* Exercise requirements
Pick out each line of the records in which the word "panel" appears.

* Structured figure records
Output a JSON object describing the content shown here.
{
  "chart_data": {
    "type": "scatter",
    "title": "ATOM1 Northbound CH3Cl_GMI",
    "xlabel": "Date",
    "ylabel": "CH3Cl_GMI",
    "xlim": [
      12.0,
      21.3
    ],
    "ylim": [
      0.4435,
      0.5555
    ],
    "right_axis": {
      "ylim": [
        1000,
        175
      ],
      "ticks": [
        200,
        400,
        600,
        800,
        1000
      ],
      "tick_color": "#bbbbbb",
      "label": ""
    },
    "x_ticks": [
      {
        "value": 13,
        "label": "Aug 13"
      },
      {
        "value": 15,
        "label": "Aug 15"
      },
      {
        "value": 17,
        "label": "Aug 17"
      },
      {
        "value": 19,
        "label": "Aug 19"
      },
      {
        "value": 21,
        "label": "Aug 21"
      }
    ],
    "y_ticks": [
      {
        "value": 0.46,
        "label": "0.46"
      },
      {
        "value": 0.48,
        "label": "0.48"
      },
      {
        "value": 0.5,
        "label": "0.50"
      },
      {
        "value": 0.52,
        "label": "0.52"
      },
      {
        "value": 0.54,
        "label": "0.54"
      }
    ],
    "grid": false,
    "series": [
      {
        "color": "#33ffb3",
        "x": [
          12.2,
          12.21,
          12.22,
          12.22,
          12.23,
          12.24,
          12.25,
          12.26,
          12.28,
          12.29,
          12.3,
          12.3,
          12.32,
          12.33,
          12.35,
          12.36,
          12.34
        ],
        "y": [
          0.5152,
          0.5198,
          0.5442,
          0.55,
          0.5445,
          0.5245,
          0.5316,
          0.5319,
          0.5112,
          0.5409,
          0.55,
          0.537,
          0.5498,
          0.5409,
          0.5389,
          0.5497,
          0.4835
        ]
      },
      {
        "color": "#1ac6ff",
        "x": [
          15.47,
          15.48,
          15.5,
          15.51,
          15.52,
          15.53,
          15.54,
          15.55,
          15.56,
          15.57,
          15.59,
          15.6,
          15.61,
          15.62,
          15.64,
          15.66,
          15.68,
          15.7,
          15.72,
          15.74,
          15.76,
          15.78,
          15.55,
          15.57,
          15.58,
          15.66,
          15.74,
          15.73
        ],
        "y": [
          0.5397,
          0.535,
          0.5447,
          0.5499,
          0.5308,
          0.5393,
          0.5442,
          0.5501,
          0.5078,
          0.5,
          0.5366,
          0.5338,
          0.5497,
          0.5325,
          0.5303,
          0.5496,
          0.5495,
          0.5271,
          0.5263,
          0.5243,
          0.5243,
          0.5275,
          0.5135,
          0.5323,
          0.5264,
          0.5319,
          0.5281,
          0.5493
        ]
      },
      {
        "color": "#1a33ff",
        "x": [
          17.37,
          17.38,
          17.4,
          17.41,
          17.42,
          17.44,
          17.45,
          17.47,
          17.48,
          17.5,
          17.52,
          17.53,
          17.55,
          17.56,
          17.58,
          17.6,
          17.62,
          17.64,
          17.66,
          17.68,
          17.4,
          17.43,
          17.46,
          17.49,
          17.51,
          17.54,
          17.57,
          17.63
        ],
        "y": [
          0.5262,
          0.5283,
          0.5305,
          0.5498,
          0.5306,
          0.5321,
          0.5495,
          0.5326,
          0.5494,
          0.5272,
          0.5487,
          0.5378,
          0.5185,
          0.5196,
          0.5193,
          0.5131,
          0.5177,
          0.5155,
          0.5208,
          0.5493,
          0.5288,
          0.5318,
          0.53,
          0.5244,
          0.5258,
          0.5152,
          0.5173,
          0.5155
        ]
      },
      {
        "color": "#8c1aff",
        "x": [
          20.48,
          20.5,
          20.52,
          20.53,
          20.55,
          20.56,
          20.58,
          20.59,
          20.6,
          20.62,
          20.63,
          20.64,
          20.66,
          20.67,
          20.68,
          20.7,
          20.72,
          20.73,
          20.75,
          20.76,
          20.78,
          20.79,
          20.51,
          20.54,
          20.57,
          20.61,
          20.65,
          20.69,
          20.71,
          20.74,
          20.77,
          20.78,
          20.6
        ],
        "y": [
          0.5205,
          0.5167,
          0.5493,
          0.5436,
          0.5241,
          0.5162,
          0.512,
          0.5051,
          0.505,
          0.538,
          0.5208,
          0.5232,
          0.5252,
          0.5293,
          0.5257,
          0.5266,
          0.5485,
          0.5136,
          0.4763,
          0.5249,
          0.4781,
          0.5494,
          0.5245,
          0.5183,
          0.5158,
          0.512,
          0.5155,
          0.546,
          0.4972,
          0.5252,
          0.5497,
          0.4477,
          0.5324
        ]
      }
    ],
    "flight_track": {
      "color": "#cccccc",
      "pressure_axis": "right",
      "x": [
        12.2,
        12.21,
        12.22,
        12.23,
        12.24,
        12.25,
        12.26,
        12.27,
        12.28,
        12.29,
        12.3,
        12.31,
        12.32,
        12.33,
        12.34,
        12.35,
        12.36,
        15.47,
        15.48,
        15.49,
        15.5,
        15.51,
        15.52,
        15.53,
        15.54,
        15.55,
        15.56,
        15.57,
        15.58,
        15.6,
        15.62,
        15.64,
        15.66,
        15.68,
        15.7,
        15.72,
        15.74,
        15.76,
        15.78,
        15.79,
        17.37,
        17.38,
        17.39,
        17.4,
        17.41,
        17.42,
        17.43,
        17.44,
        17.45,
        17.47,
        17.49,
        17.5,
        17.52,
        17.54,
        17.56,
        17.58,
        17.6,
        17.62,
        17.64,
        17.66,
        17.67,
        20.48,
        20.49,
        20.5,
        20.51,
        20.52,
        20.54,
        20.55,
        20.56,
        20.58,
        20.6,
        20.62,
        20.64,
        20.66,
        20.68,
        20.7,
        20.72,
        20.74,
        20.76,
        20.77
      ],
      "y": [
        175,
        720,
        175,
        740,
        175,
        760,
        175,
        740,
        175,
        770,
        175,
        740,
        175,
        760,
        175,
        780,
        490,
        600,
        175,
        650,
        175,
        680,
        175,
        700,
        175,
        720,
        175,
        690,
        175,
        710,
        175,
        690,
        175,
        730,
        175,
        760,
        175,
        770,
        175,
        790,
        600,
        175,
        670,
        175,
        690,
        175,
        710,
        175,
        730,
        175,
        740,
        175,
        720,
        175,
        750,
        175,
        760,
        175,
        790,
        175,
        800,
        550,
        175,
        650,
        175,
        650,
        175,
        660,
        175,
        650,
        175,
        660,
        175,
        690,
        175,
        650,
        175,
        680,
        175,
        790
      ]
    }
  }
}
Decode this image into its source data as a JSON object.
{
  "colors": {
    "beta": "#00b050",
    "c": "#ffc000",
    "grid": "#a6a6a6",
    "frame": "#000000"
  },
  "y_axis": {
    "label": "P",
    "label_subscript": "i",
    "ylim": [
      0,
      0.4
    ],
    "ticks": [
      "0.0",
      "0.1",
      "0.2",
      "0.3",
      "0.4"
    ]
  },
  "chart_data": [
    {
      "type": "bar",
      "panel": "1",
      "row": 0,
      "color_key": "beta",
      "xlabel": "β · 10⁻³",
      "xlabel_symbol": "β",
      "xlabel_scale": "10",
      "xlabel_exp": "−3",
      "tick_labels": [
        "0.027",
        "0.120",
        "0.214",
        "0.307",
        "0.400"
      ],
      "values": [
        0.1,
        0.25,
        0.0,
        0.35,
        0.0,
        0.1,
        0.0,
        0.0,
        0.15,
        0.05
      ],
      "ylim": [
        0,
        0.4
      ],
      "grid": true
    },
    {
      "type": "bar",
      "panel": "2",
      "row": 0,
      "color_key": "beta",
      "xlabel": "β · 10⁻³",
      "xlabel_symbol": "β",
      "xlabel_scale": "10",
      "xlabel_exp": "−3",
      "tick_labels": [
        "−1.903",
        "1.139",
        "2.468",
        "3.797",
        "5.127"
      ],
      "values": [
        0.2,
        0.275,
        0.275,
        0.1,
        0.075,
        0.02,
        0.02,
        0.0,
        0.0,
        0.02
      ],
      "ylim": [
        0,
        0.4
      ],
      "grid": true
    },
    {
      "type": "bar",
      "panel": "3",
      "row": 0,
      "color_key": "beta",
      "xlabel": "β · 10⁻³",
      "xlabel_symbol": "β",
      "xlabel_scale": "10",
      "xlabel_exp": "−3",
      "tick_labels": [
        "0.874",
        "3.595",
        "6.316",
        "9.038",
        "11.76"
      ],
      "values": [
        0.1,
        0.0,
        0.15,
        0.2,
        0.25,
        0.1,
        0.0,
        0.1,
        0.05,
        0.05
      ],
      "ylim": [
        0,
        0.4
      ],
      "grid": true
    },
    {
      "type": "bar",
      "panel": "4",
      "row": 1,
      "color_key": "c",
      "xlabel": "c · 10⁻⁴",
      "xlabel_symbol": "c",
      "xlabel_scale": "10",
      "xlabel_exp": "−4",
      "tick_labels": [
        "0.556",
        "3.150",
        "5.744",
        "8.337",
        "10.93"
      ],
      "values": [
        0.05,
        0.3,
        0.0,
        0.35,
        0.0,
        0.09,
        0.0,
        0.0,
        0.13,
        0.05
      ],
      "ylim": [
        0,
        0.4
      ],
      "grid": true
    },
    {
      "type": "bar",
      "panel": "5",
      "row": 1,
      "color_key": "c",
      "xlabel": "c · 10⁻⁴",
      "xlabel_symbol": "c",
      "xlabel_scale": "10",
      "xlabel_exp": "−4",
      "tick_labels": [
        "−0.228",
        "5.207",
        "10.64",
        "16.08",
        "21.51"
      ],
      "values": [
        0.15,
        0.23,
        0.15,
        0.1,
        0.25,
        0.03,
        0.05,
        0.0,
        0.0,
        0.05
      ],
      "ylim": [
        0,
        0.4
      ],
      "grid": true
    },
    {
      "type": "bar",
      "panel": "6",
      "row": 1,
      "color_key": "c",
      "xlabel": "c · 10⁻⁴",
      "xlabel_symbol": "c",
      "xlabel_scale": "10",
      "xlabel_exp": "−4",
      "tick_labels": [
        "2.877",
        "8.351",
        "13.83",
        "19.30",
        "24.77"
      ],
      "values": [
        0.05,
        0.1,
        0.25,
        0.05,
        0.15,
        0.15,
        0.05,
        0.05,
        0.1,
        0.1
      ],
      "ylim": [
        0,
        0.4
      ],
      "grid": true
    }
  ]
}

* Exercise result
      "panel": "1",
      "panel": "2",
      "panel": "3",
      "panel": "4",
      "panel": "5",
      "panel": "6",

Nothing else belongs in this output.